Saved entries:
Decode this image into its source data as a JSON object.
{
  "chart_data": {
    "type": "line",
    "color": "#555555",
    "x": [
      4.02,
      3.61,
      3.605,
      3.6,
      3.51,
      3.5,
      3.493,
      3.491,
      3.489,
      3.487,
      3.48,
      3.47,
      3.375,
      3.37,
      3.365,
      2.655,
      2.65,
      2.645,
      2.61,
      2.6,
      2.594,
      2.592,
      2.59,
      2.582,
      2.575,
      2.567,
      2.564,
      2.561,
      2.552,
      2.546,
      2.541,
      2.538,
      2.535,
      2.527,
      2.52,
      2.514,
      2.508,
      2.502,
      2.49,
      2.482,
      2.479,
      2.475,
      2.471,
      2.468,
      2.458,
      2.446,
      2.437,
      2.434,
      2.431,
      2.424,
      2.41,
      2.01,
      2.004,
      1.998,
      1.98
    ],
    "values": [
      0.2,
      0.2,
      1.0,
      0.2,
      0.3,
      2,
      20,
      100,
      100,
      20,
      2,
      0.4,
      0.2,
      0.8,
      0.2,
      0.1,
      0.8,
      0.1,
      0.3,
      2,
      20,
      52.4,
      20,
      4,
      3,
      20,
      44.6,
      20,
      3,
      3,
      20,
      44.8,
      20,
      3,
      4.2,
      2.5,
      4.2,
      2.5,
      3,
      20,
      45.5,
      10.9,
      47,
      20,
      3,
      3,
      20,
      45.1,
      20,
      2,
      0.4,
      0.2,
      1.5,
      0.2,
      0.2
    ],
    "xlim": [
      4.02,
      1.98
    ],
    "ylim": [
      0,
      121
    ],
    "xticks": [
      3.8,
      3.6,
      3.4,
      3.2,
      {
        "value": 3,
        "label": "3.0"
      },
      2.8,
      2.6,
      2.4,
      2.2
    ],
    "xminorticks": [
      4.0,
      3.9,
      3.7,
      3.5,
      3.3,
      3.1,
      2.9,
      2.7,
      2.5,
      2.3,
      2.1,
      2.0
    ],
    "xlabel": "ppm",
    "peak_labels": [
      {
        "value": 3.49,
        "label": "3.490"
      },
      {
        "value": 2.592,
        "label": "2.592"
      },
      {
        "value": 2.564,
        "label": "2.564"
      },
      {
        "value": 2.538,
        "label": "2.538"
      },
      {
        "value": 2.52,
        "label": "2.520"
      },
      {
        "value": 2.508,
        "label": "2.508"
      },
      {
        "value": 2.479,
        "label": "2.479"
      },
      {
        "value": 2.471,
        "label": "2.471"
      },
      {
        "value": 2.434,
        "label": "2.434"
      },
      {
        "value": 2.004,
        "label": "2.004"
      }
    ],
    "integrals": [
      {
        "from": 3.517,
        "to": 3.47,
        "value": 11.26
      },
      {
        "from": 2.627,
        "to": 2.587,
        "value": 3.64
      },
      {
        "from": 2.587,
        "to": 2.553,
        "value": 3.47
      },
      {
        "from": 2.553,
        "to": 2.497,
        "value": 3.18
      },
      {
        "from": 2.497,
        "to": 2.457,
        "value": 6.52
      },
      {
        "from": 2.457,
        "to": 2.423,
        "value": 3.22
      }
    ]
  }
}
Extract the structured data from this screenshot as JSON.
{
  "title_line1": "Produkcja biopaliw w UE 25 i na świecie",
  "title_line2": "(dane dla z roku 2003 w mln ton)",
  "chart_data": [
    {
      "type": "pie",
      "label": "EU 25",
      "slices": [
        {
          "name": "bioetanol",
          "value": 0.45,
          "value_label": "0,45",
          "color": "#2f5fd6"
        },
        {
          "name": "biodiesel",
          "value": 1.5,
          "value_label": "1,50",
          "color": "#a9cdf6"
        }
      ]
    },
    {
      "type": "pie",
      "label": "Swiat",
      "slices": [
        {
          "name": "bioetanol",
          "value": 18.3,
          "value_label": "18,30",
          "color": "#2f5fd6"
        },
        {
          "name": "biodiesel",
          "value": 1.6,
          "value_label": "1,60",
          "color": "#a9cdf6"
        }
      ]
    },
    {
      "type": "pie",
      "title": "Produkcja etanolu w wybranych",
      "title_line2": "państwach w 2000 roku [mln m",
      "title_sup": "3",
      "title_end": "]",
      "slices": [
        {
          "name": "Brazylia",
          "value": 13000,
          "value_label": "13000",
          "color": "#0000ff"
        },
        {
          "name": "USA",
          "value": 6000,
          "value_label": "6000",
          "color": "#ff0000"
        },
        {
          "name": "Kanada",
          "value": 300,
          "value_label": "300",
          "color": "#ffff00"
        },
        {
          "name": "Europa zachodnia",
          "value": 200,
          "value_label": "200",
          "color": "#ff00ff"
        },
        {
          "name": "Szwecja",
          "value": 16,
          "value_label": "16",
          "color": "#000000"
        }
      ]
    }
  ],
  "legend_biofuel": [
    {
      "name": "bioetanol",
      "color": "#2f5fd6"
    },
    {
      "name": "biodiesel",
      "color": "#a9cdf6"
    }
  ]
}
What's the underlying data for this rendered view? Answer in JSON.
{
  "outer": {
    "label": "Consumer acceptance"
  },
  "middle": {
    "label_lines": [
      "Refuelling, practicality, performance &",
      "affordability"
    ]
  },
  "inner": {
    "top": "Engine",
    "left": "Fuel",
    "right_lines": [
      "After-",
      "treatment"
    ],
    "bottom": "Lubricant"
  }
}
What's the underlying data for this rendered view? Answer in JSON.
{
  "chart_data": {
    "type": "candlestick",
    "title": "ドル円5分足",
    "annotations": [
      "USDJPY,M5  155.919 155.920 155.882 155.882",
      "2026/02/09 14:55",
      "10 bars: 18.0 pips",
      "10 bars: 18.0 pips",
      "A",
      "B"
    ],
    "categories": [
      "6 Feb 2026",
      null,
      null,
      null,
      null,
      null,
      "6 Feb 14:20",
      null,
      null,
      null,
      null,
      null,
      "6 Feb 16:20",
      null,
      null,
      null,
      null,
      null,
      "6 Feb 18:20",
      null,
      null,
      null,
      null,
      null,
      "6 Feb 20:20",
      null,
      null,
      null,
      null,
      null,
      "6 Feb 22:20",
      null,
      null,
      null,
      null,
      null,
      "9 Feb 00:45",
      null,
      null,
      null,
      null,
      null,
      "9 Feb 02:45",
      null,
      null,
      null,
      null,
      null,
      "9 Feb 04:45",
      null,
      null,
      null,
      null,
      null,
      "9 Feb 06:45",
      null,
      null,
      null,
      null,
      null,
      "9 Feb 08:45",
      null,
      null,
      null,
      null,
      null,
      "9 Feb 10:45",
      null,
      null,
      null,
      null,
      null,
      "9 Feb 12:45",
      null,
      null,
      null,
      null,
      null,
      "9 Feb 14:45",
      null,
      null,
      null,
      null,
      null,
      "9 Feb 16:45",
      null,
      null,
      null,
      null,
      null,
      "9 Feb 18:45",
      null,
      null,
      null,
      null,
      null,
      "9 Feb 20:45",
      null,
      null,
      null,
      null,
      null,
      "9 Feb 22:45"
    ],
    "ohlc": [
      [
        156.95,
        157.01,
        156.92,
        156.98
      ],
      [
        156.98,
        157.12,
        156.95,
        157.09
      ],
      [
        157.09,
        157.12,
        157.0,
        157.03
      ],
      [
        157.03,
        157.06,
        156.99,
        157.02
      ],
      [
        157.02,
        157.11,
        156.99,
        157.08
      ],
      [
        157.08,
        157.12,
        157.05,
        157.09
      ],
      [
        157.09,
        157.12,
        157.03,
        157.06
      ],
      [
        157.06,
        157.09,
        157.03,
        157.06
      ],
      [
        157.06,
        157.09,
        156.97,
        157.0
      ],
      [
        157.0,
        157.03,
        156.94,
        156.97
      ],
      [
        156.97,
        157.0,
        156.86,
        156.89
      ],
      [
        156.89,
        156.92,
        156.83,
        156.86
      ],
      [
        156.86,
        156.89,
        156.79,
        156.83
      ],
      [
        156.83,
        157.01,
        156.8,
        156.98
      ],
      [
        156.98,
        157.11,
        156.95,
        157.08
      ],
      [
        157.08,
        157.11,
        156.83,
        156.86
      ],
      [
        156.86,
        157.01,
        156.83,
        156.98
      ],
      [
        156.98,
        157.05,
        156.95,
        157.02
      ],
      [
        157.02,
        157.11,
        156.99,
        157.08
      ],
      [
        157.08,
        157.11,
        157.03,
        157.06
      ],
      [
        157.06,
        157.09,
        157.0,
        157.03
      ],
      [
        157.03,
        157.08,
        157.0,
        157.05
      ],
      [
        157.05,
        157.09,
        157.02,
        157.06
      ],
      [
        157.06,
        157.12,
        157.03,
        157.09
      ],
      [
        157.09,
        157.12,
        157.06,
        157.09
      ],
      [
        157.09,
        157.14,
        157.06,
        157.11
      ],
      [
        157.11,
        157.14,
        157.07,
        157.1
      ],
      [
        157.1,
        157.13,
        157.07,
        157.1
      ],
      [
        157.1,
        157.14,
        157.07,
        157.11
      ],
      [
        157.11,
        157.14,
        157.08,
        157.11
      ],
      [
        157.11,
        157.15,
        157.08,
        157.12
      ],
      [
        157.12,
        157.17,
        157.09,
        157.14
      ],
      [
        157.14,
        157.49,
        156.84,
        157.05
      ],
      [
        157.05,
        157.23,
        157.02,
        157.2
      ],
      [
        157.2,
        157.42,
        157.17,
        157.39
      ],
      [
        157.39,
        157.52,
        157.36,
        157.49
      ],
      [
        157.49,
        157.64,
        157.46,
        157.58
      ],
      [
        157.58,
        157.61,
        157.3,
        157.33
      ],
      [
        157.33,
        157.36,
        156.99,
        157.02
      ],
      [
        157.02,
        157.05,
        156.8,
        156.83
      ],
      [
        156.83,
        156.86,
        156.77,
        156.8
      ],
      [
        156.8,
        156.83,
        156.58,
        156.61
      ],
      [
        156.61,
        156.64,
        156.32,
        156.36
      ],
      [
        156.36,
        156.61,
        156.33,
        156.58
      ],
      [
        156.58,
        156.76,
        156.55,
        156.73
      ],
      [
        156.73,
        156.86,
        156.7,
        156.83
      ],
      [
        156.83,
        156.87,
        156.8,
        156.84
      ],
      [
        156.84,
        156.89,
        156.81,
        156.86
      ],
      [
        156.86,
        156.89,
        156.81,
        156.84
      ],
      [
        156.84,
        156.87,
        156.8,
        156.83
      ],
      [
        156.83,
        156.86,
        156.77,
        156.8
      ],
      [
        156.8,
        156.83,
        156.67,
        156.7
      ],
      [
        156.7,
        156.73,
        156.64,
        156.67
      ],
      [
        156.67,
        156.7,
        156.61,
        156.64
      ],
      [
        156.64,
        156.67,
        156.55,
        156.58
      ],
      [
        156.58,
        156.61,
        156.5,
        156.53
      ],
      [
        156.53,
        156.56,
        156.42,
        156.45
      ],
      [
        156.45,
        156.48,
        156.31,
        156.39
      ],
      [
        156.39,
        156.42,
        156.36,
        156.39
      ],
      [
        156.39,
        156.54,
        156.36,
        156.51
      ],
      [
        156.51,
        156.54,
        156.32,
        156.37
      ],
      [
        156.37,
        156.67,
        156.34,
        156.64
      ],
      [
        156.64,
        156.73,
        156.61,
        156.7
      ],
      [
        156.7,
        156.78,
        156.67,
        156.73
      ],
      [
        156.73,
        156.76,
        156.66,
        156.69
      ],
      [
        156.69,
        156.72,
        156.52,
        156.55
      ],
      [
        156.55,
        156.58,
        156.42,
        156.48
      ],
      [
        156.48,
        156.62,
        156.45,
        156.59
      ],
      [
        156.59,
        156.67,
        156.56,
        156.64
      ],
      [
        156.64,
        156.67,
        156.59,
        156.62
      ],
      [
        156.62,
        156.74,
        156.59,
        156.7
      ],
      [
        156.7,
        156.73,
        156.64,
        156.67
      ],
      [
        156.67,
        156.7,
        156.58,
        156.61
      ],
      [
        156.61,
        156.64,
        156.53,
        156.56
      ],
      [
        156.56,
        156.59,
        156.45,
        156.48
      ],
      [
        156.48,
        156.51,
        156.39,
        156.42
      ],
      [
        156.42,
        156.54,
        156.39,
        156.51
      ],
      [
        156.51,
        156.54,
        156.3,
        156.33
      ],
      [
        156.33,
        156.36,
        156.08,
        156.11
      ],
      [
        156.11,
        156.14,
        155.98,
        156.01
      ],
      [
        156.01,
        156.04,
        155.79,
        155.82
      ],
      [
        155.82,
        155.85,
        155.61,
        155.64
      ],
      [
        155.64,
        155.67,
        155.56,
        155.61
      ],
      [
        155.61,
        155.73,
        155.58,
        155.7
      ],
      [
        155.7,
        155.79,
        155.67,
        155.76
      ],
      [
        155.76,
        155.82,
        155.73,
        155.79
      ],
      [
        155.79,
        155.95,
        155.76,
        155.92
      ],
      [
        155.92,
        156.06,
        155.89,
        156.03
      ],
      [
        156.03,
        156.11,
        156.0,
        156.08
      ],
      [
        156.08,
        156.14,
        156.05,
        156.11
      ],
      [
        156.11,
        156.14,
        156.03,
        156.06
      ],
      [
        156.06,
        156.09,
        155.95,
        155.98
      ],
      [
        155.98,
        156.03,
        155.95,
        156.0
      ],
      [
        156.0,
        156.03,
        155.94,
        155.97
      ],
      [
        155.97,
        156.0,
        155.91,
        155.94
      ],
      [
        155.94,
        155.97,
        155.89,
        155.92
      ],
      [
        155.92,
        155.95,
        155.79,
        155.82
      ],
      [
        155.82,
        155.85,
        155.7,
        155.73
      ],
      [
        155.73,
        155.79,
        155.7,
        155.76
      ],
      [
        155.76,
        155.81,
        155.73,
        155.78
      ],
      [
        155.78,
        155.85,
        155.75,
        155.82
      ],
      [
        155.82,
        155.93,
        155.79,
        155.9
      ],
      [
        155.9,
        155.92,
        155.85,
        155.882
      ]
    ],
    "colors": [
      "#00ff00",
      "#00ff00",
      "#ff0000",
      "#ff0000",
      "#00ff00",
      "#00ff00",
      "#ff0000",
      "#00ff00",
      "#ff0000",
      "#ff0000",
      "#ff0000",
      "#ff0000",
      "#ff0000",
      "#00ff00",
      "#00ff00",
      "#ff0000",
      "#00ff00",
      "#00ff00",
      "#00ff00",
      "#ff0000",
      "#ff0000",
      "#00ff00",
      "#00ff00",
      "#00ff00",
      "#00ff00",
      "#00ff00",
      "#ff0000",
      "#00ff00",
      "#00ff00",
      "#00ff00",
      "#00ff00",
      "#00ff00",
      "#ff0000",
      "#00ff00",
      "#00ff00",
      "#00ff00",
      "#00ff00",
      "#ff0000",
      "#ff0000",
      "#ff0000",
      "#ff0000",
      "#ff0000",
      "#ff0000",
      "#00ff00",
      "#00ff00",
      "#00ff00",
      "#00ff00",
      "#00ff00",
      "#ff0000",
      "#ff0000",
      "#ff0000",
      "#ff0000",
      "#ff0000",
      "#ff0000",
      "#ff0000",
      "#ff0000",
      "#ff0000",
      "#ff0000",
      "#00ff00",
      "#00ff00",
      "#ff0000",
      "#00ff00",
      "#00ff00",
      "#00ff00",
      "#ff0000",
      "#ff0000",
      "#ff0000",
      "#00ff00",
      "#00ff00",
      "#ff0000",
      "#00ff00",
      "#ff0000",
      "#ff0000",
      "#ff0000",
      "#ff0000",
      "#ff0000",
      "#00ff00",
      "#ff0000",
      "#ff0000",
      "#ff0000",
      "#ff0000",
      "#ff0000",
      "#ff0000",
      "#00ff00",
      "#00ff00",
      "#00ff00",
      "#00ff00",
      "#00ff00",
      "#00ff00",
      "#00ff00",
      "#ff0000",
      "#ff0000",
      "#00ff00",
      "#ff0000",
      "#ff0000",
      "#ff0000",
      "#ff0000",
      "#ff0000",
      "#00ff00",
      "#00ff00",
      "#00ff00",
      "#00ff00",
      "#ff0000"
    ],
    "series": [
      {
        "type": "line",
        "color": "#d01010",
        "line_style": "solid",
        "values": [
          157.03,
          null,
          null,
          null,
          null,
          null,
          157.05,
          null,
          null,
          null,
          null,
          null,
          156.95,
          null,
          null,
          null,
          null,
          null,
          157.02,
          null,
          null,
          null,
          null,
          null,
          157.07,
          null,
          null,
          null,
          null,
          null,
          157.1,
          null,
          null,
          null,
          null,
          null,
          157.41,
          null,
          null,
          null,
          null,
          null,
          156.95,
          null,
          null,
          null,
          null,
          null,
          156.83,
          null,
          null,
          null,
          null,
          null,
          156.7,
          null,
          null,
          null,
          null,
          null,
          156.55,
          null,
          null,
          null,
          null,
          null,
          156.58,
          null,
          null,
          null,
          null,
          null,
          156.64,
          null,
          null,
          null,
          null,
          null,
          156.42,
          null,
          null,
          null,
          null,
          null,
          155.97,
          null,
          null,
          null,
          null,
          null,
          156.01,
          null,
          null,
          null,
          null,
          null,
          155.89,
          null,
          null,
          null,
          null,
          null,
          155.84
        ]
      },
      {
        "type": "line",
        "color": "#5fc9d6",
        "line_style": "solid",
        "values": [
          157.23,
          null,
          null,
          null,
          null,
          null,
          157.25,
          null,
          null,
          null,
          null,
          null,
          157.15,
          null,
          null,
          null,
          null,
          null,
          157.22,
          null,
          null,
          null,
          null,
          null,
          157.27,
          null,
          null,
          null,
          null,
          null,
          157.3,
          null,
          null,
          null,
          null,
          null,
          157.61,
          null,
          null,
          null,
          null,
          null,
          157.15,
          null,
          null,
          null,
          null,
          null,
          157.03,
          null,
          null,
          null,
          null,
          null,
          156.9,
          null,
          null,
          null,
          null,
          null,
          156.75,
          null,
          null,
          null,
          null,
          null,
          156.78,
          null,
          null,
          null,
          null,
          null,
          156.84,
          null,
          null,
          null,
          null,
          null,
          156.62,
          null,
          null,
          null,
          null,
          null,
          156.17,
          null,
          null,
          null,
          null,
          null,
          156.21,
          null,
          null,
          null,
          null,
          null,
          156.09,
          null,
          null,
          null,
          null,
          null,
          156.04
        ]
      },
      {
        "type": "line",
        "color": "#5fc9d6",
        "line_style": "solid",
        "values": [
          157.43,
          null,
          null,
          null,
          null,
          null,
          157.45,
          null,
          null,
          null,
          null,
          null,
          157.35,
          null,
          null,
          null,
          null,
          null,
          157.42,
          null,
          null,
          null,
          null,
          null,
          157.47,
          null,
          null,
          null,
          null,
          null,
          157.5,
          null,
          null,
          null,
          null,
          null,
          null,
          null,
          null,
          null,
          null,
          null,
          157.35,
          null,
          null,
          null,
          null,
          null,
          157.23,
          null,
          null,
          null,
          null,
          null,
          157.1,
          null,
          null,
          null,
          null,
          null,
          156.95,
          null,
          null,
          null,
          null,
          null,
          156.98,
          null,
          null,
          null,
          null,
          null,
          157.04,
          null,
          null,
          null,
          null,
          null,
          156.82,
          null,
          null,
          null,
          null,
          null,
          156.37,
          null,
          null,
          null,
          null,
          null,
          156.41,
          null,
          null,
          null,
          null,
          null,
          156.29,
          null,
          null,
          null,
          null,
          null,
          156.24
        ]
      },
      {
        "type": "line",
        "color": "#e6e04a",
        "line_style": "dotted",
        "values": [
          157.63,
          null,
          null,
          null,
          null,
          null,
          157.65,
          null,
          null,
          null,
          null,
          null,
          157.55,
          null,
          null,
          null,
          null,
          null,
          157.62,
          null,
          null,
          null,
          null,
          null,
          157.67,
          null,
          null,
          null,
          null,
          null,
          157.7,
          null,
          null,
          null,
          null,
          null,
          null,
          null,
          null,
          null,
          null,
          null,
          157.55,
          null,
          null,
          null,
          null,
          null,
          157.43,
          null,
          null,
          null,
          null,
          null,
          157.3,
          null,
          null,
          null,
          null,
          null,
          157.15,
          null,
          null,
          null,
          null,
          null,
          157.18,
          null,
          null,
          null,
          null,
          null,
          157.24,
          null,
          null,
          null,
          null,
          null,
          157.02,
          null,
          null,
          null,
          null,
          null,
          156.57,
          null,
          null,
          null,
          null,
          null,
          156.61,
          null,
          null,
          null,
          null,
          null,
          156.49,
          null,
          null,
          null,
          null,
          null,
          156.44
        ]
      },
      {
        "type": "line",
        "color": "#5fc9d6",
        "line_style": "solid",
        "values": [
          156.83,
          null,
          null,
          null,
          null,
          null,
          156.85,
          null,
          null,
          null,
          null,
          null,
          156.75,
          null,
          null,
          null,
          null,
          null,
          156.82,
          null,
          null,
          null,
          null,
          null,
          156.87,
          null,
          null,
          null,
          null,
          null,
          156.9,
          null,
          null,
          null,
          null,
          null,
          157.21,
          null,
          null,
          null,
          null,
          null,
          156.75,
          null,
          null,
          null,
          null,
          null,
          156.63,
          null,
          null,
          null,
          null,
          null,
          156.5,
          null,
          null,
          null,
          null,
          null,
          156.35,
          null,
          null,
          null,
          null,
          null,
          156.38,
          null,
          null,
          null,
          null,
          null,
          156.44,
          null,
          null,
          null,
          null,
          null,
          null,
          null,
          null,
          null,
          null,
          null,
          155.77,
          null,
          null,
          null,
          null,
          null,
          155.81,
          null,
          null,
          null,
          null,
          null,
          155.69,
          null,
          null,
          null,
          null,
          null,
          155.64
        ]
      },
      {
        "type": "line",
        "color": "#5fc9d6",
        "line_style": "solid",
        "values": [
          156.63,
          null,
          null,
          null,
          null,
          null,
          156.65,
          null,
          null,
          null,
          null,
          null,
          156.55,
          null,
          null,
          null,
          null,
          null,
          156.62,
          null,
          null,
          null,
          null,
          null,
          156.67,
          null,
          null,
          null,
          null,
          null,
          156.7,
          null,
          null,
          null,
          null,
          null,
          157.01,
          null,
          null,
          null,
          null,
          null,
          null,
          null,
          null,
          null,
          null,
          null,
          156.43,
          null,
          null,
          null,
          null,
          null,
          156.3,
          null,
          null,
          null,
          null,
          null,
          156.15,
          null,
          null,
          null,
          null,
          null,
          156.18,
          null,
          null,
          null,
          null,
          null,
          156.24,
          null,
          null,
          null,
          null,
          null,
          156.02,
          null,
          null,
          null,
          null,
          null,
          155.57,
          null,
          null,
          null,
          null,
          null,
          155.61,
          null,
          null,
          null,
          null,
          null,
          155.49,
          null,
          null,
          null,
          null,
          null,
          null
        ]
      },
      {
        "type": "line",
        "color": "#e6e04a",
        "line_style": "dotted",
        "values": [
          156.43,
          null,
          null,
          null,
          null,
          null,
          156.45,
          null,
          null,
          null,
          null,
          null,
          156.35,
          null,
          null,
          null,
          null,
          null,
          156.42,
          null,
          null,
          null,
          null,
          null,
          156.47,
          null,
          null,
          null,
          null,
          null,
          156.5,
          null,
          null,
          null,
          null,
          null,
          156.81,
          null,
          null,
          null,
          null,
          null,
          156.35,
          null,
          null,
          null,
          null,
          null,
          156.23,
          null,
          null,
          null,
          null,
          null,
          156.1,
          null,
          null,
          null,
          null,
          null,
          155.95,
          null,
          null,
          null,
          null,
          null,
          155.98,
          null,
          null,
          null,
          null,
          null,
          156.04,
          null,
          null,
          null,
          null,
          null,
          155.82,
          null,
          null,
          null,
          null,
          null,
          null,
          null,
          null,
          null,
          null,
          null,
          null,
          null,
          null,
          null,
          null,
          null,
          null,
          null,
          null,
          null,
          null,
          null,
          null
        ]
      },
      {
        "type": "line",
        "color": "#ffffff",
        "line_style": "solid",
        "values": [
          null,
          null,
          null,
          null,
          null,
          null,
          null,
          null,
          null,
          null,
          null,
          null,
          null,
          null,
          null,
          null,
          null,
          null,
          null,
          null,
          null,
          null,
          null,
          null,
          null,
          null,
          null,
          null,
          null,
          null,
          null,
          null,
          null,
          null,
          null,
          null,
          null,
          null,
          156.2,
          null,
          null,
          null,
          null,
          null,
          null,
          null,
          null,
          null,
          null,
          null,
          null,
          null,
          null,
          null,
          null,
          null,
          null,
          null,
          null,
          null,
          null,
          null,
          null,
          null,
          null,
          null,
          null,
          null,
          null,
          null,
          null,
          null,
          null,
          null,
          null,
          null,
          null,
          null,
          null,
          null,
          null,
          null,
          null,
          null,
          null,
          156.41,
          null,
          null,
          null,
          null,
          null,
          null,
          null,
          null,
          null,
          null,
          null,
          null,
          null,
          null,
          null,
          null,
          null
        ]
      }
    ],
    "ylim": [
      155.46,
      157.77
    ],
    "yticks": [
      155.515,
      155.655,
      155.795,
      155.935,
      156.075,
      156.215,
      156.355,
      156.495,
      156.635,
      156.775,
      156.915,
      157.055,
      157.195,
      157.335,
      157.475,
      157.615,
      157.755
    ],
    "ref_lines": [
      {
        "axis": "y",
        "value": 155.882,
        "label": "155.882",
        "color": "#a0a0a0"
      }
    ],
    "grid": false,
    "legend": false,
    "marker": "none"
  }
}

**Objective:** State how many lines of the listing include the word "JSON". Reply with the number alone.

**Response below:** 4